Your answer should be one number: how many lines of the records hold the string "Субсидии".
## START
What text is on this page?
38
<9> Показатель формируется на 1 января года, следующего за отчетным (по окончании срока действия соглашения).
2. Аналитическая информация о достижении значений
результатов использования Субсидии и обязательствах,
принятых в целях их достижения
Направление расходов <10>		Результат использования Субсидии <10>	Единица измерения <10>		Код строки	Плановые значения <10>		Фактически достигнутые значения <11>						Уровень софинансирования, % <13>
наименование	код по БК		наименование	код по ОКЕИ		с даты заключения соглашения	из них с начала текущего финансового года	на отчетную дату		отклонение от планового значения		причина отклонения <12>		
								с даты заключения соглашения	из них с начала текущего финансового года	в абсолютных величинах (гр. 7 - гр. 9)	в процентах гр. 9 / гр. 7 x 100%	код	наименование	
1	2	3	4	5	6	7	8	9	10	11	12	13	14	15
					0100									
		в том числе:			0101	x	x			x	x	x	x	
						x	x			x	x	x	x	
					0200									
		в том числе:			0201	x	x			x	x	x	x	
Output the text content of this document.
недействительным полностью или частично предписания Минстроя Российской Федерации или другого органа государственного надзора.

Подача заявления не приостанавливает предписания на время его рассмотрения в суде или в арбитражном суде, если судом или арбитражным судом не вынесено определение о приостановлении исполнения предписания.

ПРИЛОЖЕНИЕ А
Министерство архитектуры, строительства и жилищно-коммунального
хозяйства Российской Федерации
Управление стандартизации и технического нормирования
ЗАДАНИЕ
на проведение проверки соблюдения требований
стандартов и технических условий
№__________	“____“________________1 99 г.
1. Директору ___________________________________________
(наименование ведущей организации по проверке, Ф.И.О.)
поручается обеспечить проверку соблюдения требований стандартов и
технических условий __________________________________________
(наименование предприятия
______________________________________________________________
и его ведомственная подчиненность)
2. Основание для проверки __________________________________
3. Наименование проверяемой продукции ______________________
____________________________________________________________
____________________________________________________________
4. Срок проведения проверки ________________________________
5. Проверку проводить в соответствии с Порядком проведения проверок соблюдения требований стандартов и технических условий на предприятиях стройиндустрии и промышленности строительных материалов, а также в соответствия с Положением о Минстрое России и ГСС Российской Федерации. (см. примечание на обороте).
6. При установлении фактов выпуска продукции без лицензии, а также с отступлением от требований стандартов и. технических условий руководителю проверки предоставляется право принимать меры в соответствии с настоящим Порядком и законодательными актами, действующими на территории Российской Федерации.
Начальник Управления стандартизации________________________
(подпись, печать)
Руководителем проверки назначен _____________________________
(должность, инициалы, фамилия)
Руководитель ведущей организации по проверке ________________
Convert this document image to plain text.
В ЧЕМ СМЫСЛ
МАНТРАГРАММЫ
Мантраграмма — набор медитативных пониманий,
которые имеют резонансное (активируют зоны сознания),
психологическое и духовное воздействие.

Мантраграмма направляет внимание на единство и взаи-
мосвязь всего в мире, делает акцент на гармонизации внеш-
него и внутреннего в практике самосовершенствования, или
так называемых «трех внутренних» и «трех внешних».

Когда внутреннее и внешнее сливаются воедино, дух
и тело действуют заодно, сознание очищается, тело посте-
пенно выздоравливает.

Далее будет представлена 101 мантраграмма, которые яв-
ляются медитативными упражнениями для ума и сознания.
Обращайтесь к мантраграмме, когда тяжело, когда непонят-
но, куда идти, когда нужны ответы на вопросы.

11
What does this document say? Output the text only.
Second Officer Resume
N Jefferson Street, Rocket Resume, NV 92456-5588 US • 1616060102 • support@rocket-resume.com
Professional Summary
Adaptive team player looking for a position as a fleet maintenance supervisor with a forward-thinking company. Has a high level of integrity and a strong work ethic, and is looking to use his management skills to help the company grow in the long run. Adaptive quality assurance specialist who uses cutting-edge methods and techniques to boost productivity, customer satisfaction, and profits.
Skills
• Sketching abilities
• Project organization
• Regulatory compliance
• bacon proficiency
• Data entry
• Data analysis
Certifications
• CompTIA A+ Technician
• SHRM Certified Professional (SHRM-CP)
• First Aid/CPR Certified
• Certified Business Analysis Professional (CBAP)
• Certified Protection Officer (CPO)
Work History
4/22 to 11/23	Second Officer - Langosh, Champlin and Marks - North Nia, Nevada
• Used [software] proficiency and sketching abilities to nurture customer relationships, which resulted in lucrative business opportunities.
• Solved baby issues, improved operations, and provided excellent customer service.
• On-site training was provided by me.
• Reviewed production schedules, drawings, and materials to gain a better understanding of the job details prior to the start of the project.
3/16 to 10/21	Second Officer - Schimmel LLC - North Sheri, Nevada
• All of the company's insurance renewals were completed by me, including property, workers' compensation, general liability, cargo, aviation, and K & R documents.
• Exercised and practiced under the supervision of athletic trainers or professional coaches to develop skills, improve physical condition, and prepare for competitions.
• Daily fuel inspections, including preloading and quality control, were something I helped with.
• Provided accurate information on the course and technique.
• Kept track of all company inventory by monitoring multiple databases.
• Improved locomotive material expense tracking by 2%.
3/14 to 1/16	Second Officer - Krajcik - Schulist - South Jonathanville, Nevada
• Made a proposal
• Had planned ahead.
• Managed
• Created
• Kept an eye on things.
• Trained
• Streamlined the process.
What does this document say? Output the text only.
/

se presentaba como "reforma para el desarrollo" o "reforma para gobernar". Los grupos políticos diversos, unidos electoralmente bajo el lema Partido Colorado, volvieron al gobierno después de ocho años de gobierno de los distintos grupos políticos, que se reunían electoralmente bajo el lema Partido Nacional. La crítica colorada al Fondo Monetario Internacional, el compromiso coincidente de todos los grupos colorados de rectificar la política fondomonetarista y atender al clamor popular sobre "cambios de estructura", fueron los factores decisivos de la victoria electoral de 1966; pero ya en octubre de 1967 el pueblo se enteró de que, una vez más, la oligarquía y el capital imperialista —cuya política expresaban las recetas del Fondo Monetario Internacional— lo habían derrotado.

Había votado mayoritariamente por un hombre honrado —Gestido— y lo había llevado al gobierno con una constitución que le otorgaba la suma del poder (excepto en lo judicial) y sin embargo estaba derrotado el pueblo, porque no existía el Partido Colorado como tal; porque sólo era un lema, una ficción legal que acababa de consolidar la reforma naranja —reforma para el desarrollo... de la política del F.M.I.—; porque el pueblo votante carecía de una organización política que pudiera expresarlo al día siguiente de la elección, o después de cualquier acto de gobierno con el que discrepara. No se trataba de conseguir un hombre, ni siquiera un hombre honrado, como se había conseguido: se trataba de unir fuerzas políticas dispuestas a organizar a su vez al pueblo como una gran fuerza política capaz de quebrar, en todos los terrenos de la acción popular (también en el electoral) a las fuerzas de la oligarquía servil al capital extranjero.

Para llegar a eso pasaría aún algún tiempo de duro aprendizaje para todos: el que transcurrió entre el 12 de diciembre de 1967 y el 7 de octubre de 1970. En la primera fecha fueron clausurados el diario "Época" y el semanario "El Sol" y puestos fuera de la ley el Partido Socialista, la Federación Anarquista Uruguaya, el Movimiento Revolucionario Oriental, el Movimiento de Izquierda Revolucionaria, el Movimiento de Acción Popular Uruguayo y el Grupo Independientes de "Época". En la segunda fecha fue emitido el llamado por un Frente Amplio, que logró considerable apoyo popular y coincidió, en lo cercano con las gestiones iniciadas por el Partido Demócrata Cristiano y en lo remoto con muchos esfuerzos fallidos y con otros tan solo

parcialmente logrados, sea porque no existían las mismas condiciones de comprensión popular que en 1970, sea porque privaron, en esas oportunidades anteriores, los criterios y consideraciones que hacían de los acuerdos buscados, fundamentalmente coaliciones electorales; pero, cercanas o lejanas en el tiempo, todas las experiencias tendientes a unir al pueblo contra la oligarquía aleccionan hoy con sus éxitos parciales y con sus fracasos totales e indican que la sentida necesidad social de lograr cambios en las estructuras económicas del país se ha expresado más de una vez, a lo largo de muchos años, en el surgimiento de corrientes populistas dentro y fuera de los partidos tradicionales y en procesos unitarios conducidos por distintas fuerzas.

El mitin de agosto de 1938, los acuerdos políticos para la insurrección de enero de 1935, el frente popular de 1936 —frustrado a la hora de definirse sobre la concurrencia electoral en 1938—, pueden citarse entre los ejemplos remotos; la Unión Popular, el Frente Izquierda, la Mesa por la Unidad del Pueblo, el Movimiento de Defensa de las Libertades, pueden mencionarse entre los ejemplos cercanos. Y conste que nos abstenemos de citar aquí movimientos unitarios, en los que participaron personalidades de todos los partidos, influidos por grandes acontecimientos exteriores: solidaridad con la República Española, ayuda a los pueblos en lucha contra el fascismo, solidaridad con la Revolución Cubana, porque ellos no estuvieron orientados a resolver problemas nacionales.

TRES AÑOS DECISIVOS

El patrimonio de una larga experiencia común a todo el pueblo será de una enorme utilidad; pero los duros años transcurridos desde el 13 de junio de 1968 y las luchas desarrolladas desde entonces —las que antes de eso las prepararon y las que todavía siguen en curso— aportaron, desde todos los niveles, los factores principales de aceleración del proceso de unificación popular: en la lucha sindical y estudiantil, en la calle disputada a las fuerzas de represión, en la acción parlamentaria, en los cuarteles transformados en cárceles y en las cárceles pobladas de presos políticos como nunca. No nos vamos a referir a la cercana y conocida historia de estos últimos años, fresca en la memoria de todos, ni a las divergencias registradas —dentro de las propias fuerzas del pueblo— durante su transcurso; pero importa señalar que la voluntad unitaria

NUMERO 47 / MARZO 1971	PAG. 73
## END
### WRITTEN ANSWER
2